== Aim ==
Copy every line from the one containing "Give me a plain-text" through the last line of the records below, both included, and nothing else.

#####

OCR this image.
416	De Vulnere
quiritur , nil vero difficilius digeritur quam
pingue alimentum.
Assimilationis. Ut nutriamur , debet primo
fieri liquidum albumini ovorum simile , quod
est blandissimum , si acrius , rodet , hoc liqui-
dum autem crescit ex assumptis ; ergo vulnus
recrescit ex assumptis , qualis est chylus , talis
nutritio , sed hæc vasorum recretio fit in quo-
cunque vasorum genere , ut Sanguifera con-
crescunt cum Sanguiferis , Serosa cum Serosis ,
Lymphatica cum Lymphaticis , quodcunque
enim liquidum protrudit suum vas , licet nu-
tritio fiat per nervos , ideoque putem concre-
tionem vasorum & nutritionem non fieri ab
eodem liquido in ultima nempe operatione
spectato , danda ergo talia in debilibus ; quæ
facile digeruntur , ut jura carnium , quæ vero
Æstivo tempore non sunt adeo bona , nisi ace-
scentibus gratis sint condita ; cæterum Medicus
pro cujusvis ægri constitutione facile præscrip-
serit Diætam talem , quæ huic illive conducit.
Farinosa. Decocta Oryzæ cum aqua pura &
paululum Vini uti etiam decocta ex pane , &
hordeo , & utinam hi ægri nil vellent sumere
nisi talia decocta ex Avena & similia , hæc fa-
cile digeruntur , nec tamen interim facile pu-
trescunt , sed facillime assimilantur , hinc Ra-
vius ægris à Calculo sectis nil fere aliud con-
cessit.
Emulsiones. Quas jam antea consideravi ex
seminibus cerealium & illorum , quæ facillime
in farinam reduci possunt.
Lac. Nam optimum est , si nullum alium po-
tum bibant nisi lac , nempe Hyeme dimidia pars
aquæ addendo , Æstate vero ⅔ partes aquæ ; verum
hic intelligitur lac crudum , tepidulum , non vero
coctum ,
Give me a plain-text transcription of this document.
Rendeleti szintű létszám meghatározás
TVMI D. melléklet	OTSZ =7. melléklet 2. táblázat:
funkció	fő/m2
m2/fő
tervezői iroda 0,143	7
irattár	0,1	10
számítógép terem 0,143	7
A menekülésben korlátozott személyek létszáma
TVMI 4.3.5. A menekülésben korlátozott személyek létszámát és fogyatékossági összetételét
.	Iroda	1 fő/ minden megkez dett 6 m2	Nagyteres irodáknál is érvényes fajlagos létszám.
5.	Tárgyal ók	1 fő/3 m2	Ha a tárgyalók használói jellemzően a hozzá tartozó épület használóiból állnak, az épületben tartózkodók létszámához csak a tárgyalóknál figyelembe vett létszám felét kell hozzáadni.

#####

== Final result ==
Give me a plain-text transcription of this document.
Rendeleti szintű létszám meghatározás
TVMI D. melléklet	OTSZ =7. melléklet 2. táblázat:
funkció	fő/m2
m2/fő
tervezői iroda 0,143	7
irattár	0,1	10
számítógép terem 0,143	7
A menekülésben korlátozott személyek létszáma
TVMI 4.3.5. A menekülésben korlátozott személyek létszámát és fogyatékossági összetételét
.	Iroda	1 fő/ minden megkez dett 6 m2	Nagyteres irodáknál is érvényes fajlagos létszám.
5.	Tárgyal ók	1 fő/3 m2	Ha a tárgyalók használói jellemzően a hozzá tartozó épület használóiból állnak, az épületben tartózkodók létszámához csak a tárgyalóknál figyelembe vett létszám felét kell hozzáadni.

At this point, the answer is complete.